◆ Aim
What is the number of lines in the entries below that include the word "Metal"? Provide the number only.

Stored records
# # # # #
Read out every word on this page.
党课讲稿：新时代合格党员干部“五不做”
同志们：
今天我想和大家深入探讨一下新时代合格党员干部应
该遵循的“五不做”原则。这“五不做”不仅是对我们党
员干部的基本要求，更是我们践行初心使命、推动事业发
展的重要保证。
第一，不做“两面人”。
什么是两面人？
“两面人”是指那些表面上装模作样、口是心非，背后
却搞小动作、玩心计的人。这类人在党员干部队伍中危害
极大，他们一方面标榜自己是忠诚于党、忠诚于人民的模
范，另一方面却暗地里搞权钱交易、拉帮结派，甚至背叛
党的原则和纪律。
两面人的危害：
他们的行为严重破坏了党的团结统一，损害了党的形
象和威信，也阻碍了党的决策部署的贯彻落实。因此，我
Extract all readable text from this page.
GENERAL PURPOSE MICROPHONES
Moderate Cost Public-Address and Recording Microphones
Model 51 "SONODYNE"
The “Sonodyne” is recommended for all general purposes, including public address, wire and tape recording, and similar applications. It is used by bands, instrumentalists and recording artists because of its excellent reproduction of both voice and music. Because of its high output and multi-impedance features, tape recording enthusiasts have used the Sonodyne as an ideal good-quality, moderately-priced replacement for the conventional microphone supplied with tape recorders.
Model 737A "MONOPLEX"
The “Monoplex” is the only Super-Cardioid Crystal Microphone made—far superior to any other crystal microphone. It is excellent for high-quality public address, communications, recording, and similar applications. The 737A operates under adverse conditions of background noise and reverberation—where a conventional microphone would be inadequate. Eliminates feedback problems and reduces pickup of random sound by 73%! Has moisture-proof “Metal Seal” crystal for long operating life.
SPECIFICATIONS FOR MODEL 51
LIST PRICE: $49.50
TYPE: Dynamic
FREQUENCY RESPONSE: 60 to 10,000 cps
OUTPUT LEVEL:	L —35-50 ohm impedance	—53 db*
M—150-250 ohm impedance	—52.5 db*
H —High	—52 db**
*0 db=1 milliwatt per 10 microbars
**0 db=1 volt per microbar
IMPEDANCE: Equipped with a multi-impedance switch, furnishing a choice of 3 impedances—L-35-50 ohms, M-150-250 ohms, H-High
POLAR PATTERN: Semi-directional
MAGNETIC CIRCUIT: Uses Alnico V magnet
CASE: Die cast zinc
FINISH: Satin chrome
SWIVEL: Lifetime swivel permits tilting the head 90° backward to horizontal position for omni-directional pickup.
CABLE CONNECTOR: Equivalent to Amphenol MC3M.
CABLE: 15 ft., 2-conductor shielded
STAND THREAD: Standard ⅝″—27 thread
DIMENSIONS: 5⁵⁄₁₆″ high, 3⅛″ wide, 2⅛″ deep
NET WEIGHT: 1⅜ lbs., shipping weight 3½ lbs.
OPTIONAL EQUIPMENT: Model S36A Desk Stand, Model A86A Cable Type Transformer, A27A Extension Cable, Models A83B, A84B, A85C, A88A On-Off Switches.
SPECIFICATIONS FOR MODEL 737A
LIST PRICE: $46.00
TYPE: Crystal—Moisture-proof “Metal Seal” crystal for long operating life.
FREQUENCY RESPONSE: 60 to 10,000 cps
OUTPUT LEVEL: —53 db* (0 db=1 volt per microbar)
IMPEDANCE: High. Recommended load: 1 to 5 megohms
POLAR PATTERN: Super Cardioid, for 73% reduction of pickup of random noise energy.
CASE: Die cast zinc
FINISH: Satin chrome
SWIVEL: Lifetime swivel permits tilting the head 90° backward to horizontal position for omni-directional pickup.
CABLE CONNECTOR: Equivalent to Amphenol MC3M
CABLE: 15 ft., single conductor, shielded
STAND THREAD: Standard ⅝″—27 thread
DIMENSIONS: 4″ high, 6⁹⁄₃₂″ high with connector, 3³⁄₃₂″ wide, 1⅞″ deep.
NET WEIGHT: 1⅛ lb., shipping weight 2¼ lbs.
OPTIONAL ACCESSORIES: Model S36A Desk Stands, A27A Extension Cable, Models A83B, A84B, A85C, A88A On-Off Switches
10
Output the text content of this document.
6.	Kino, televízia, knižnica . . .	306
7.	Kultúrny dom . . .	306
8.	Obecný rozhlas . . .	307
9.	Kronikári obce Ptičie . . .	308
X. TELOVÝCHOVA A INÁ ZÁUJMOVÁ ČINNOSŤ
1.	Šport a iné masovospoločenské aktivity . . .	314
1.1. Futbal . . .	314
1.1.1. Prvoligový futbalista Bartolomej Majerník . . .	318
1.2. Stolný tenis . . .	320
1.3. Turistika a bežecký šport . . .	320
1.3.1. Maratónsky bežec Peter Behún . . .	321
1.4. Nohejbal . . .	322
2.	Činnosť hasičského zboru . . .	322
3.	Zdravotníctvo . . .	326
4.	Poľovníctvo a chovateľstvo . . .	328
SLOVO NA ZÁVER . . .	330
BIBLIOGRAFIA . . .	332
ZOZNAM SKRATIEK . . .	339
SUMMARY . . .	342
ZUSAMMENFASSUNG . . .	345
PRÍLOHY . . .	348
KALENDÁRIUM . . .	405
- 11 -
# # # # #
◆ Exercise answer
2